* TASK GOAL *
Leave out the pictures and copy everything else in the entries exactly.

Dataset listings of figures:
------------------------

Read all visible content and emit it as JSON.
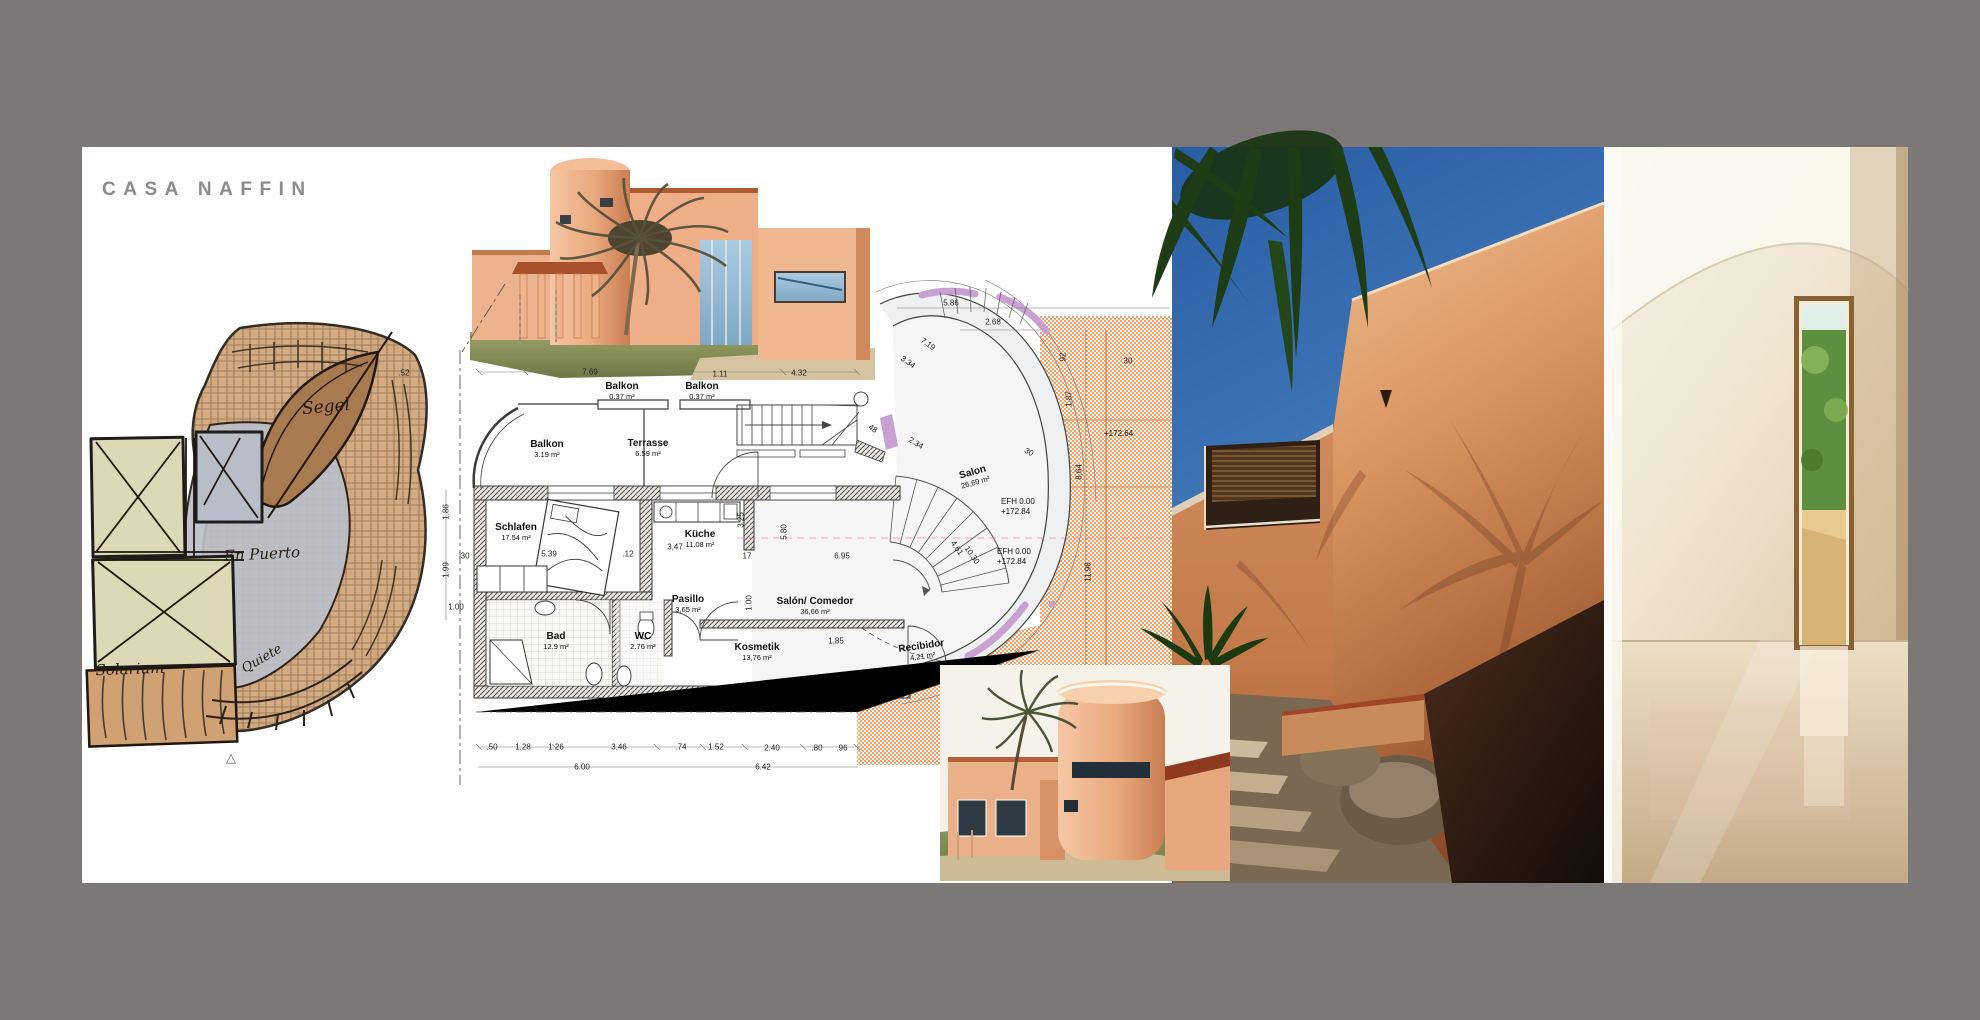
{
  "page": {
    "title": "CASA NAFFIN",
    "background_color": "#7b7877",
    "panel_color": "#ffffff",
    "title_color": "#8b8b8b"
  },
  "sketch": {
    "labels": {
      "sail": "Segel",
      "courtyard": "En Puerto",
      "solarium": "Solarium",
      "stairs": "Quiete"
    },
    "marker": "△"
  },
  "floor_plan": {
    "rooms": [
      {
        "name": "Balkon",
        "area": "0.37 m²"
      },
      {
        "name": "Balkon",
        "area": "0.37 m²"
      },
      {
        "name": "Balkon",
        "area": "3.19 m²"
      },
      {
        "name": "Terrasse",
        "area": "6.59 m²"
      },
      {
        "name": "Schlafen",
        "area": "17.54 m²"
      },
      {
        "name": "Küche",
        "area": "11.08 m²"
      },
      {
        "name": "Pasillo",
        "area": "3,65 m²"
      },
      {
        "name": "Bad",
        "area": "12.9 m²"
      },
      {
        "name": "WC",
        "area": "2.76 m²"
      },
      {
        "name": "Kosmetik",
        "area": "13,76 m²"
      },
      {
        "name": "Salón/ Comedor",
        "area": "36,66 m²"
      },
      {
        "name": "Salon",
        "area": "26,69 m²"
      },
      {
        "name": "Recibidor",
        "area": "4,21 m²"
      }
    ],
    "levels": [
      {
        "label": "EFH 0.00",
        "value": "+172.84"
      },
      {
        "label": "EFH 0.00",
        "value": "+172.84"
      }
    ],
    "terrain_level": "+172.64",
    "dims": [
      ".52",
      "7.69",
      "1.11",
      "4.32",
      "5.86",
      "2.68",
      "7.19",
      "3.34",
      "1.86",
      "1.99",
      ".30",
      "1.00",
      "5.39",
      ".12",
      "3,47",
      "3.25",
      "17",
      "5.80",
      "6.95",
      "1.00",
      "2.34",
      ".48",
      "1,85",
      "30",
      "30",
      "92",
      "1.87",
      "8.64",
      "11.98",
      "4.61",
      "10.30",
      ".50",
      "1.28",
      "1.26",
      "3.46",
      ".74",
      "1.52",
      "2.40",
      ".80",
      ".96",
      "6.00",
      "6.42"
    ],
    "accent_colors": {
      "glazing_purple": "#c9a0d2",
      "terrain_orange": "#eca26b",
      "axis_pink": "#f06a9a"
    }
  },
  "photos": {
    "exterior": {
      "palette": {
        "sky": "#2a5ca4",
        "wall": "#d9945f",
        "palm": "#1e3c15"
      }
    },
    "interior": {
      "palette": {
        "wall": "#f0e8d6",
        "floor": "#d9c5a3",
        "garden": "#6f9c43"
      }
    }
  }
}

------------------------

* OUTPUT OF THE TASK *
Read all visible content and emit it as JSON.
{
  "page": {
    "title": "CASA NAFFIN",
    "background_color": "#7b7877",
    "panel_color": "#ffffff",
    "title_color": "#8b8b8b"
  },
  "sketch": {
    "labels": {
      "sail": "Segel",
      "courtyard": "En Puerto",
      "solarium": "Solarium",
      "stairs": "Quiete"
    },
    "marker": "△"
  },
  "floor_plan": {
    "rooms": [
      {
        "name": "Balkon",
        "area": "0.37 m²"
      },
      {
        "name": "Balkon",
        "area": "0.37 m²"
      },
      {
        "name": "Balkon",
        "area": "3.19 m²"
      },
      {
        "name": "Terrasse",
        "area": "6.59 m²"
      },
      {
        "name": "Schlafen",
        "area": "17.54 m²"
      },
      {
        "name": "Küche",
        "area": "11.08 m²"
      },
      {
        "name": "Pasillo",
        "area": "3,65 m²"
      },
      {
        "name": "Bad",
        "area": "12.9 m²"
      },
      {
        "name": "WC",
        "area": "2.76 m²"
      },
      {
        "name": "Kosmetik",
        "area": "13,76 m²"
      },
      {
        "name": "Salón/ Comedor",
        "area": "36,66 m²"
      },
      {
        "name": "Salon",
        "area": "26,69 m²"
      },
      {
        "name": "Recibidor",
        "area": "4,21 m²"
      }
    ],
    "levels": [
      {
        "label": "EFH 0.00",
        "value": "+172.84"
      },
      {
        "label": "EFH 0.00",
        "value": "+172.84"
      }
    ],
    "terrain_level": "+172.64",
    "dims": [
      ".52",
      "7.69",
      "1.11",
      "4.32",
      "5.86",
      "2.68",
      "7.19",
      "3.34",
      "1.86",
      "1.99",
      ".30",
      "1.00",
      "5.39",
      ".12",
      "3,47",
      "3.25",
      "17",
      "5.80",
      "6.95",
      "1.00",
      "2.34",
      ".48",
      "1,85",
      "30",
      "30",
      "92",
      "1.87",
      "8.64",
      "11.98",
      "4.61",
      "10.30",
      ".50",
      "1.28",
      "1.26",
      "3.46",
      ".74",
      "1.52",
      "2.40",
      ".80",
      ".96",
      "6.00",
      "6.42"
    ],
    "accent_colors": {
      "glazing_purple": "#c9a0d2",
      "terrain_orange": "#eca26b",
      "axis_pink": "#f06a9a"
    }
  },
  "photos": {
    "exterior": {
      "palette": {
        "sky": "#2a5ca4",
        "wall": "#d9945f",
        "palm": "#1e3c15"
      }
    },
    "interior": {
      "palette": {
        "wall": "#f0e8d6",
        "floor": "#d9c5a3",
        "garden": "#6f9c43"
      }
    }
  }
}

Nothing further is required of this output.